■ **GOAL OF THE EXERCISE**:
Below are some entries. Work out how many of their lines hold the word "HTTP", and write that number alone.

■ **DATA SUPPLIED**:
★ ★ ★ ★ ★
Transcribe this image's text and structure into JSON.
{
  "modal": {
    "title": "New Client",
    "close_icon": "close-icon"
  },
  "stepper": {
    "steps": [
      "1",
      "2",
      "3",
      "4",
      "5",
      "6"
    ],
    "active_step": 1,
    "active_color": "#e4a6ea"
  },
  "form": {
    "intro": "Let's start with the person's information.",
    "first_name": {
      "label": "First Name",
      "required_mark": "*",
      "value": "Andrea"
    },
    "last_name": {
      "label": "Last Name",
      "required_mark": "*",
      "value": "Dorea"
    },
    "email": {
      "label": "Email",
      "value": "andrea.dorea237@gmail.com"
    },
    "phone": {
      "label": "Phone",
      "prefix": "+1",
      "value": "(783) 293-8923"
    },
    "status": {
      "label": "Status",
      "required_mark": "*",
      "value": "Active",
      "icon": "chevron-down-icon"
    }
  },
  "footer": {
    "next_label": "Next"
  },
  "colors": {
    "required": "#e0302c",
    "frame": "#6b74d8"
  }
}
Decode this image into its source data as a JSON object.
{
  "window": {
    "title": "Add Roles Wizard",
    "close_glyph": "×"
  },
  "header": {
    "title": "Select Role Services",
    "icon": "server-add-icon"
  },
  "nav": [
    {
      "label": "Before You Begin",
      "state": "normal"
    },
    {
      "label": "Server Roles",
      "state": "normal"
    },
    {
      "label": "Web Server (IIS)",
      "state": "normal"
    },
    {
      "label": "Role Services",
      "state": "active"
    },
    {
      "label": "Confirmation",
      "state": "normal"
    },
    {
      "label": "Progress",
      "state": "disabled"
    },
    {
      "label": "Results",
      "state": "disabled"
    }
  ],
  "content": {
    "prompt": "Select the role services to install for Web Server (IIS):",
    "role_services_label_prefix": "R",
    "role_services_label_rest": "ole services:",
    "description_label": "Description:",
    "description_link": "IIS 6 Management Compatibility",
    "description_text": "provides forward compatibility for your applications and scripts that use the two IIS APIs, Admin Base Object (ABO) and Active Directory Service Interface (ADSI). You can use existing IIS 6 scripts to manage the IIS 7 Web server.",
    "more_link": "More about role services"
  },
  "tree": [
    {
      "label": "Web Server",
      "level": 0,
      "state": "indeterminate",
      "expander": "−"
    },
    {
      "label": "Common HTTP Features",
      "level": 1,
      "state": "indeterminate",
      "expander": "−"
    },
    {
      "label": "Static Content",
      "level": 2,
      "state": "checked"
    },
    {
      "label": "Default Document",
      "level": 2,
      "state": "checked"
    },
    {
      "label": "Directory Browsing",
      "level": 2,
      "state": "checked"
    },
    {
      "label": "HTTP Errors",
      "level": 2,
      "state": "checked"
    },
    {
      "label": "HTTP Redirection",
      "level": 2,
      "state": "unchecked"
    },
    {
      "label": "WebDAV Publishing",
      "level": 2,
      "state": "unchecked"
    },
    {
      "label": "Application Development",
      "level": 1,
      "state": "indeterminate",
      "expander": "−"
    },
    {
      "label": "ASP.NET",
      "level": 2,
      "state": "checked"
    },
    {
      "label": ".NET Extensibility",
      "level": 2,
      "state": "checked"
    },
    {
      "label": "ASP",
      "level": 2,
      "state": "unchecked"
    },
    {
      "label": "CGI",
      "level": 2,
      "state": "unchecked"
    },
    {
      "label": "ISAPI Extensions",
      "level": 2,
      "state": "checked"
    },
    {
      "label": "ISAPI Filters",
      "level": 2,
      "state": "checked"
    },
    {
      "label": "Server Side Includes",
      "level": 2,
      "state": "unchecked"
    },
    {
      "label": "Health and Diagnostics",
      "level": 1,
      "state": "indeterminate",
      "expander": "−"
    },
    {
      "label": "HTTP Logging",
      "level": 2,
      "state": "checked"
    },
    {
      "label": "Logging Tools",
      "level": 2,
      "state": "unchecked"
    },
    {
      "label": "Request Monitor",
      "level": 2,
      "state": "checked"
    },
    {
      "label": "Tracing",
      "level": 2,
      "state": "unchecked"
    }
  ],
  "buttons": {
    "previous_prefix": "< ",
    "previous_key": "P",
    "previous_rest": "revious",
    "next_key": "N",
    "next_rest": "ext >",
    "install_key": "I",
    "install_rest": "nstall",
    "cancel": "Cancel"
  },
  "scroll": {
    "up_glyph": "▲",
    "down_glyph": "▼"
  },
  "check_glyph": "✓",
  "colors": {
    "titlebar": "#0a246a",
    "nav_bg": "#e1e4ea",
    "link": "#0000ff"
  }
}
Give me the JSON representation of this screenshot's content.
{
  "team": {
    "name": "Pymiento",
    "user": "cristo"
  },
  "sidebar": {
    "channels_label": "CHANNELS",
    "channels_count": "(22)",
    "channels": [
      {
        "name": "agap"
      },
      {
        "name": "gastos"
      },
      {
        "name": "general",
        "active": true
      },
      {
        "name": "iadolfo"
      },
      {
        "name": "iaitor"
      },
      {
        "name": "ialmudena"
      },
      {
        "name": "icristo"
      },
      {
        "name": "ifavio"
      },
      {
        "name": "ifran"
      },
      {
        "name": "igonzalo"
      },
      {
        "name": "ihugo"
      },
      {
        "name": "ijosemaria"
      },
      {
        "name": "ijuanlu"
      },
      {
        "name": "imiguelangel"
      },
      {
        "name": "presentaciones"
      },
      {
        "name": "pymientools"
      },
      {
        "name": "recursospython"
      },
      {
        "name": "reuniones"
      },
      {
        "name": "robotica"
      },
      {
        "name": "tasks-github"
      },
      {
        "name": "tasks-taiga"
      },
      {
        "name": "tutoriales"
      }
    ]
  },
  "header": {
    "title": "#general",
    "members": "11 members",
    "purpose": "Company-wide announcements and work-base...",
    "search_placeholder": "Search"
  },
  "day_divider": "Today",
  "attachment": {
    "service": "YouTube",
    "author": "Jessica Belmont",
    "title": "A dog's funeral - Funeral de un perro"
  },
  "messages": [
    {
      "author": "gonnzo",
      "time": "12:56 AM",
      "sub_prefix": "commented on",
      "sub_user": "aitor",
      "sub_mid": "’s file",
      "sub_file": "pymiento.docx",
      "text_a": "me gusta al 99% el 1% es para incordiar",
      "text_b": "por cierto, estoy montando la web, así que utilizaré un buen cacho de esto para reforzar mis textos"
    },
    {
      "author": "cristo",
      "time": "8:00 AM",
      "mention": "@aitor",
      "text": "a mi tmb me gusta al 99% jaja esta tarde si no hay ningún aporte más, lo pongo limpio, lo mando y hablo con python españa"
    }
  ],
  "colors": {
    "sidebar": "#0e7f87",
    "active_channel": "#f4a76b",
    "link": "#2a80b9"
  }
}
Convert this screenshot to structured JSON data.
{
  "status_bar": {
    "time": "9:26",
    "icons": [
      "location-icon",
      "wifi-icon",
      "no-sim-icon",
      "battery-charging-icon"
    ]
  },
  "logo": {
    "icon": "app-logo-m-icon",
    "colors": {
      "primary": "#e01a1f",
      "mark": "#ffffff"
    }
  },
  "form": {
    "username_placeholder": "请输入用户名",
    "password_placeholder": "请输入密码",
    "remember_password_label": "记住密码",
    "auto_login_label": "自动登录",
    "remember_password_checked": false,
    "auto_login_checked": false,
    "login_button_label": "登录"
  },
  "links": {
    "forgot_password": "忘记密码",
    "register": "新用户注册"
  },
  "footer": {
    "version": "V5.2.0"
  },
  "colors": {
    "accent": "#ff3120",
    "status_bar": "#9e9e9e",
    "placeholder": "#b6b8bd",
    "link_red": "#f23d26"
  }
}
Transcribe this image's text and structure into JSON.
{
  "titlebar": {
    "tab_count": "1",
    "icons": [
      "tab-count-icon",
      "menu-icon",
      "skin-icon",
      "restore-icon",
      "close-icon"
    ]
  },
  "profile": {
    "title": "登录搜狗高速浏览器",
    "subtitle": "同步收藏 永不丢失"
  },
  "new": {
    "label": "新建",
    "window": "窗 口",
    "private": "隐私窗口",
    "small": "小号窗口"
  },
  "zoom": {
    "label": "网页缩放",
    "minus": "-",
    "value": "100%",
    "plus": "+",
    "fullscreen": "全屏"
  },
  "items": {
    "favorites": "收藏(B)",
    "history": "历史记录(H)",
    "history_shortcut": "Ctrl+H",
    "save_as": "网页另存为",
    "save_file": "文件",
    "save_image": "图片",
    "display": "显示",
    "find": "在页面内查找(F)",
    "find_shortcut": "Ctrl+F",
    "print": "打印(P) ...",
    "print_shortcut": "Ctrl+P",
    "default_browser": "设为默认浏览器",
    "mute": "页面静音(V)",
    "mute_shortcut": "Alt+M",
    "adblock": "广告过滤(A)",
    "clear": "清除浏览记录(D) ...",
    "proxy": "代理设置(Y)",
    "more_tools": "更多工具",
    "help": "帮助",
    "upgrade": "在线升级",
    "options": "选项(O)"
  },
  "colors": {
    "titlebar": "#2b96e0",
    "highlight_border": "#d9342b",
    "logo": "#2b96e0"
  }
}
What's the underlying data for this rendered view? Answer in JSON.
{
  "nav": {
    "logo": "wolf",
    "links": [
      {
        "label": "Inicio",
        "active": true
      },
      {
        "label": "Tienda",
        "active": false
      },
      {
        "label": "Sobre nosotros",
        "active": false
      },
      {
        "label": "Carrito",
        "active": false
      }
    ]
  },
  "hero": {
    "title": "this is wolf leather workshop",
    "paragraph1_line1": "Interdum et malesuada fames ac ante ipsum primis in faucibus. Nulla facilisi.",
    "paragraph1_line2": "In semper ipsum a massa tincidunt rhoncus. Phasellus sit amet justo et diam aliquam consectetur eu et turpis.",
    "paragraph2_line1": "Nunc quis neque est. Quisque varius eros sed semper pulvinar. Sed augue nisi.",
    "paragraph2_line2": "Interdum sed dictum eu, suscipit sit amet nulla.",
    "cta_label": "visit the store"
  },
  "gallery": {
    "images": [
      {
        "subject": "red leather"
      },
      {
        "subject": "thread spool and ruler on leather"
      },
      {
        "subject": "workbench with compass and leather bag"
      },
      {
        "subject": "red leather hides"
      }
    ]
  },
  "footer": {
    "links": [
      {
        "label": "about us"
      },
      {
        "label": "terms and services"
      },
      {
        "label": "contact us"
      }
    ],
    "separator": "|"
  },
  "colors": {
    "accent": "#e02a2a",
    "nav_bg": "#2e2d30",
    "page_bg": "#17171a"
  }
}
★ ★ ★ ★ ★
■ **SOLUTION TO THE EXERCISE**:
4